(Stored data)
------------------------------------------------

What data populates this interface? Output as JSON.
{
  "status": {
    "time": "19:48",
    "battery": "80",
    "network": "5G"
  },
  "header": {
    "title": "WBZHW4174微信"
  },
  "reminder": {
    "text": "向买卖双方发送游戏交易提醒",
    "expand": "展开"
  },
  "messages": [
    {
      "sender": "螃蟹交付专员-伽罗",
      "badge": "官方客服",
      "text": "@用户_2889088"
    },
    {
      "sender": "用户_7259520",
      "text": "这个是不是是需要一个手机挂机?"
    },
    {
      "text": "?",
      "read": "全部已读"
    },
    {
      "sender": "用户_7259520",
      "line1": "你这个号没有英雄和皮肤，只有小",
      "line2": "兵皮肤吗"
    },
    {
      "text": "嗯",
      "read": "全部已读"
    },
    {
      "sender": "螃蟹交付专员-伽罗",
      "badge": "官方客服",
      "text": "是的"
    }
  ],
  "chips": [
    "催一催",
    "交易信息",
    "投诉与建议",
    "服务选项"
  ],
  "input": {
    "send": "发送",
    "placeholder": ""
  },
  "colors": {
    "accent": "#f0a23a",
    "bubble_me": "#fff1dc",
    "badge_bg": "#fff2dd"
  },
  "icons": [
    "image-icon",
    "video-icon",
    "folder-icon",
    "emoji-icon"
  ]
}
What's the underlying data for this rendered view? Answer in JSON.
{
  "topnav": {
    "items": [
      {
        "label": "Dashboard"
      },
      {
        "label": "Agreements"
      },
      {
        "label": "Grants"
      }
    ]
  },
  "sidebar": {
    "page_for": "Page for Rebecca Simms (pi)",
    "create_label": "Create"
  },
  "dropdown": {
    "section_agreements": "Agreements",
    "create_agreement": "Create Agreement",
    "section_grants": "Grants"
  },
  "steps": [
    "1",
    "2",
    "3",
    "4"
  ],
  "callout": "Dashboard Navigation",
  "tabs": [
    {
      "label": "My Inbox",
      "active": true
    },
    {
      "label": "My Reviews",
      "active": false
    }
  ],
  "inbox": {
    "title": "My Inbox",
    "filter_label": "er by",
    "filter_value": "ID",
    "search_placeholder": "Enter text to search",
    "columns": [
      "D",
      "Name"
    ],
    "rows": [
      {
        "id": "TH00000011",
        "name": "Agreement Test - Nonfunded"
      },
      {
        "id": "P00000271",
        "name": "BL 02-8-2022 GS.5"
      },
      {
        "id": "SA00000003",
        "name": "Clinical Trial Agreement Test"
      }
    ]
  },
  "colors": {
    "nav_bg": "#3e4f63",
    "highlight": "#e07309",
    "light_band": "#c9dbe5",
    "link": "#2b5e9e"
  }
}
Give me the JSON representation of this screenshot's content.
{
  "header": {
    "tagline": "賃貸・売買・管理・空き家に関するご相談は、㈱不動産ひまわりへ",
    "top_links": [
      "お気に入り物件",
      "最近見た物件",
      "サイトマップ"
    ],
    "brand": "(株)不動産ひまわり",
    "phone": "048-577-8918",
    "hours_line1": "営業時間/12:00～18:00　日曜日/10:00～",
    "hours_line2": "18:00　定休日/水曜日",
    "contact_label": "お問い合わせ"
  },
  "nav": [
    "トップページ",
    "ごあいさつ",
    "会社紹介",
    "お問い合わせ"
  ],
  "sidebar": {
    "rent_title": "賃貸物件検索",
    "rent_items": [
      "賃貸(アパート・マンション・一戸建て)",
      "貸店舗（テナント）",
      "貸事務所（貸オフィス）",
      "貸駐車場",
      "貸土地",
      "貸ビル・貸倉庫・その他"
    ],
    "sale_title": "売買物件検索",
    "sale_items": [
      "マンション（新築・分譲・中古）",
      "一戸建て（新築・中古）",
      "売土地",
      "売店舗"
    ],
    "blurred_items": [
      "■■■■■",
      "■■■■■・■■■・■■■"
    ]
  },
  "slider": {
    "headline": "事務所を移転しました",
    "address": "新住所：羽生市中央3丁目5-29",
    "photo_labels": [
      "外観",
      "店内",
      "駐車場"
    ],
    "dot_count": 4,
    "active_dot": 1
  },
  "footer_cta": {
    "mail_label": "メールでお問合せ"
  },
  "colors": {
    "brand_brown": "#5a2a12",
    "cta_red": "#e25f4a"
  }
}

------------------------------------------------

# Exercise description
Restate the final lines of the listing above word for word, beginning at the line that contains "Give me the".

# Response to this exercise
Give me the JSON representation of this screenshot's content.
{
  "header": {
    "tagline": "賃貸・売買・管理・空き家に関するご相談は、㈱不動産ひまわりへ",
    "top_links": [
      "お気に入り物件",
      "最近見た物件",
      "サイトマップ"
    ],
    "brand": "(株)不動産ひまわり",
    "phone": "048-577-8918",
    "hours_line1": "営業時間/12:00～18:00　日曜日/10:00～",
    "hours_line2": "18:00　定休日/水曜日",
    "contact_label": "お問い合わせ"
  },
  "nav": [
    "トップページ",
    "ごあいさつ",
    "会社紹介",
    "お問い合わせ"
  ],
  "sidebar": {
    "rent_title": "賃貸物件検索",
    "rent_items": [
      "賃貸(アパート・マンション・一戸建て)",
      "貸店舗（テナント）",
      "貸事務所（貸オフィス）",
      "貸駐車場",
      "貸土地",
      "貸ビル・貸倉庫・その他"
    ],
    "sale_title": "売買物件検索",
    "sale_items": [
      "マンション（新築・分譲・中古）",
      "一戸建て（新築・中古）",
      "売土地",
      "売店舗"
    ],
    "blurred_items": [
      "■■■■■",
      "■■■■■・■■■・■■■"
    ]
  },
  "slider": {
    "headline": "事務所を移転しました",
    "address": "新住所：羽生市中央3丁目5-29",
    "photo_labels": [
      "外観",
      "店内",
      "駐車場"
    ],
    "dot_count": 4,
    "active_dot": 1
  },
  "footer_cta": {
    "mail_label": "メールでお問合せ"
  },
  "colors": {
    "brand_brown": "#5a2a12",
    "cta_red": "#e25f4a"
  }
}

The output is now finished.